# Provided material:
--- Begin ---
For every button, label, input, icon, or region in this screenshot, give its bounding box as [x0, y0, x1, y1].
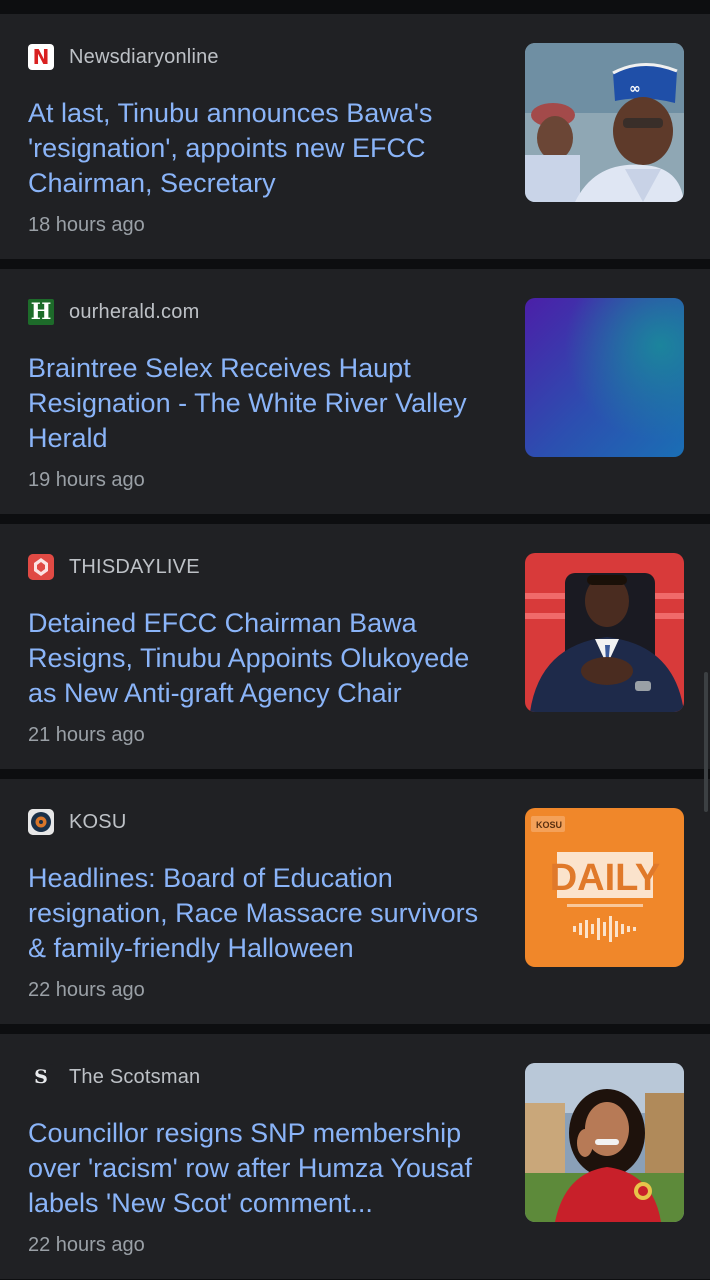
source-row[interactable]: S The Scotsman: [28, 1063, 200, 1091]
source-row[interactable]: KOSU: [28, 808, 126, 836]
headline-link[interactable]: Councillor resigns SNP membership over '…: [28, 1116, 498, 1221]
news-card[interactable]: KOSU Headlines: Board of Education resig…: [0, 779, 710, 1024]
scotsman-logo-icon: S: [28, 1064, 54, 1090]
source-name: The Scotsman: [69, 1065, 201, 1088]
source-name: KOSU: [69, 810, 127, 833]
news-card[interactable]: H ourherald.com Braintree Selex Receives…: [0, 269, 710, 514]
article-thumbnail[interactable]: [525, 553, 684, 712]
svg-text:∞: ∞: [629, 81, 641, 97]
article-thumbnail[interactable]: ∞: [525, 43, 684, 202]
publish-time: 22 hours ago: [28, 1234, 145, 1256]
thumbnail-title: DAILY: [550, 857, 661, 899]
publish-time: 22 hours ago: [28, 979, 145, 1001]
news-card[interactable]: S The Scotsman Councillor resigns SNP me…: [0, 1034, 710, 1279]
thisdaylive-logo-icon: [28, 554, 54, 580]
headline-link[interactable]: Braintree Selex Receives Haupt Resignati…: [28, 351, 498, 456]
article-thumbnail[interactable]: [525, 1063, 684, 1222]
headline-link[interactable]: Headlines: Board of Education resignatio…: [28, 861, 498, 966]
publish-time: 19 hours ago: [28, 469, 145, 491]
news-card[interactable]: THISDAYLIVE Detained EFCC Chairman Bawa …: [0, 524, 710, 769]
publish-time: 21 hours ago: [28, 724, 145, 746]
news-card[interactable]: N Newsdiaryonline At last, Tinubu announ…: [0, 14, 710, 259]
publish-time: 18 hours ago: [28, 214, 145, 236]
source-row[interactable]: N Newsdiaryonline: [28, 43, 219, 71]
kosu-logo-icon: [28, 809, 54, 835]
source-name: THISDAYLIVE: [69, 555, 200, 578]
article-thumbnail[interactable]: KOSU DAILY: [525, 808, 684, 967]
scrollbar[interactable]: [704, 672, 708, 812]
ourherald-logo-icon: H: [28, 299, 54, 325]
source-name: Newsdiaryonline: [69, 45, 219, 68]
thumbnail-brand: KOSU: [536, 820, 562, 830]
news-feed: N Newsdiaryonline At last, Tinubu announ…: [0, 0, 710, 1280]
source-row[interactable]: H ourherald.com: [28, 298, 199, 326]
source-row[interactable]: THISDAYLIVE: [28, 553, 200, 581]
newsdiaryonline-logo-icon: N: [28, 44, 54, 70]
article-thumbnail[interactable]: [525, 298, 684, 457]
headline-link[interactable]: Detained EFCC Chairman Bawa Resigns, Tin…: [28, 606, 498, 711]
source-name: ourherald.com: [69, 300, 200, 323]
headline-link[interactable]: At last, Tinubu announces Bawa's 'resign…: [28, 96, 498, 201]
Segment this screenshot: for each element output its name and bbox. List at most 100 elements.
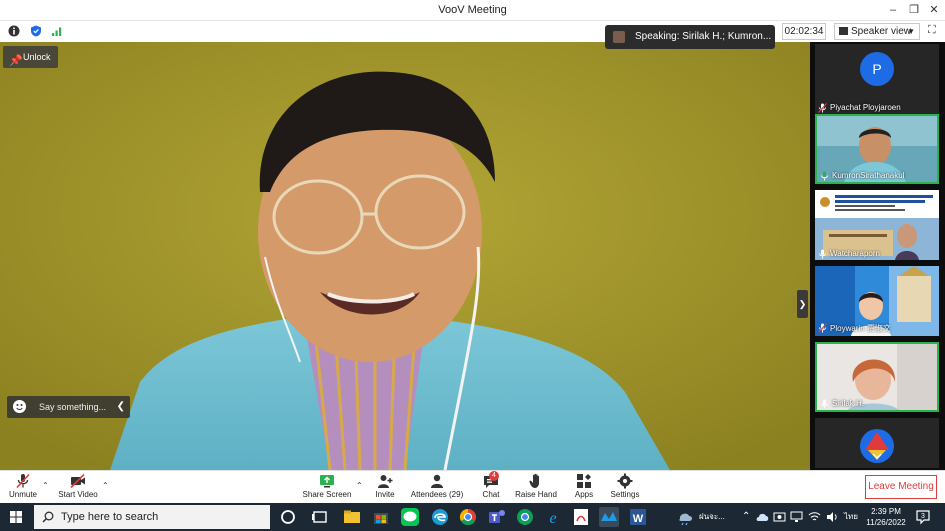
onedrive-icon[interactable] [756,511,769,523]
meeting-timer: 02:02:34 [782,23,826,40]
collapse-panel-toggle[interactable]: ❯ [797,290,808,318]
speaking-text: Speaking: Sirilak H.; Kumron... [635,31,772,42]
notification-center-icon[interactable]: 3 [915,509,931,525]
start-video-button[interactable]: Start Video [55,473,101,499]
cortana-icon[interactable] [278,507,298,527]
mic-icon [819,249,826,259]
participant-name: Ploywarin 贾淑文 [818,323,891,334]
speaker-avatar [613,31,625,43]
hand-icon [529,473,539,488]
close-button[interactable]: ✕ [926,2,942,18]
participant-name: Watcharaporn [818,249,880,259]
clock-date: 11/26/2022 [866,518,906,527]
meeting-info-bar: 02:02:34 Speaker view ▼ ⛶ [0,21,945,42]
attendees-icon [431,474,443,488]
settings-button[interactable]: Settings [609,473,641,499]
svg-text:e: e [549,510,556,527]
raise-hand-button[interactable]: Raise Hand [514,473,558,499]
mic-icon [821,399,828,409]
task-view-icon[interactable] [310,507,330,527]
leave-meeting-button[interactable]: Leave Meeting [865,475,937,499]
share-options-caret[interactable]: ⌃ [356,481,363,490]
chevron-left-icon[interactable]: ❮ [117,396,125,418]
clock-time: 2:39 PM [871,507,901,516]
word-icon[interactable]: W [628,507,648,527]
participant-tile[interactable]: Watcharaporn [815,190,939,260]
participant-tile[interactable] [815,418,939,468]
participant-tile[interactable]: Ploywarin 贾淑文 [815,266,939,336]
edge-icon[interactable] [430,507,450,527]
quick-chat-input[interactable]: Say something... ❮ [7,396,130,418]
unlock-label: Unlock [23,52,51,62]
fullscreen-icon[interactable]: ⛶ [928,24,940,36]
apps-button[interactable]: Apps [572,473,596,499]
chat-placeholder: Say something... [39,402,107,412]
voov-meeting-taskbar-icon[interactable] [599,507,619,527]
mic-muted-icon [818,323,827,333]
mic-active-icon [821,171,828,181]
svg-text:W: W [633,513,644,525]
camera-tray-icon[interactable] [773,511,786,523]
signal-strength-icon[interactable] [51,25,63,37]
share-screen-button[interactable]: Share Screen [302,473,352,499]
teams-icon[interactable] [487,507,507,527]
acrobat-reader-icon[interactable] [571,507,591,527]
windows-taskbar: Type here to search e W ฝนจะ... ⌃ ไทย 2:… [0,503,945,531]
weather-icon[interactable] [676,507,696,527]
participant-avatar-logo [815,418,939,468]
display-icon[interactable] [790,511,803,523]
chat-button[interactable]: 4 Chat [479,471,503,499]
search-icon [42,511,54,523]
file-explorer-icon[interactable] [342,507,362,527]
view-mode-label: Speaker view [851,26,912,37]
add-user-icon [378,475,393,488]
store-icon[interactable] [371,507,391,527]
participant-tile[interactable]: KumronSirathanakul [815,114,939,184]
camera-off-icon [70,473,85,489]
participant-name: KumronSirathanakul [820,171,904,181]
video-options-caret[interactable]: ⌃ [102,481,109,490]
chat-unread-badge: 4 [489,471,499,481]
windows-start-icon[interactable] [0,503,32,531]
taskbar-search[interactable]: Type here to search [34,505,270,529]
voov-meeting-window: VooV Meeting – ❐ ✕ 02:02:34 Speaker view… [0,0,945,531]
info-icon[interactable] [8,25,20,37]
participant-name: Sirilak H. [820,399,864,409]
participant-avatar: P [860,52,894,86]
gear-icon [617,473,633,489]
participant-tile[interactable]: P Piyachat Ployjaroen [815,44,939,114]
weather-text[interactable]: ฝนจะ... [699,503,725,531]
taskbar-clock[interactable]: 2:39 PM 11/26/2022 [862,506,910,528]
apps-icon [577,474,591,488]
audio-options-caret[interactable]: ⌃ [42,481,49,490]
volume-icon[interactable] [826,511,839,523]
window-title: VooV Meeting [438,4,507,16]
pin-icon: 📌 [9,55,23,67]
mic-muted-icon [818,103,827,113]
participant-gallery: P Piyachat Ployjaroen KumronSirathanakul [810,42,945,470]
line-app-icon[interactable] [400,507,420,527]
participant-tile[interactable]: Sirilak H. [815,342,939,412]
emoji-icon[interactable] [13,400,26,413]
unmute-button[interactable]: Unmute [6,473,40,499]
shield-icon[interactable] [30,25,42,37]
show-hidden-icons-caret[interactable]: ⌃ [742,503,750,531]
view-mode-select[interactable]: Speaker view ▼ [834,23,920,40]
chrome-profile-icon[interactable] [515,507,535,527]
internet-explorer-icon[interactable]: e [543,507,563,527]
restore-button[interactable]: ❐ [906,2,922,18]
wifi-icon[interactable] [808,511,821,523]
invite-button[interactable]: Invite [372,473,398,499]
input-language[interactable]: ไทย [844,503,858,531]
speaking-indicator: Speaking: Sirilak H.; Kumron... [605,25,775,49]
chrome-icon[interactable] [458,507,478,527]
search-placeholder: Type here to search [61,511,159,523]
share-screen-icon [320,475,334,488]
meeting-toolbar: Unmute ⌃ Start Video ⌃ Share Screen ⌃ In… [0,470,945,503]
speaker-view-icon [839,27,848,35]
minimize-button[interactable]: – [885,2,901,18]
participant-name: Piyachat Ployjaroen [818,103,901,113]
title-bar: VooV Meeting – ❐ ✕ [0,0,945,21]
attendees-button[interactable]: Attendees (29) [408,473,466,499]
unlock-button[interactable]: 📌 Unlock [3,46,58,68]
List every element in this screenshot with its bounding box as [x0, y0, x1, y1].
--- End ---
# What you need to do:
Rewrite the items between the line holding "onedrive-icon[interactable] [756,511,769,523]" and the line holding "mic-icon [819,249,826,259]", inclusive, changing "meeting-timer" to "call-timer" and leaving everything else as it is.

# Result of this task:
onedrive-icon[interactable] [756,511,769,523]
call-timer: 02:02:34 [782,23,826,40]
collapse-panel-toggle[interactable]: ❯ [797,290,808,318]
speaking-text: Speaking: Sirilak H.; Kumron... [635,31,772,42]
notification-center-icon[interactable]: 3 [915,509,931,525]
start-video-button[interactable]: Start Video [55,473,101,499]
cortana-icon[interactable] [278,507,298,527]
mic-icon [819,249,826,259]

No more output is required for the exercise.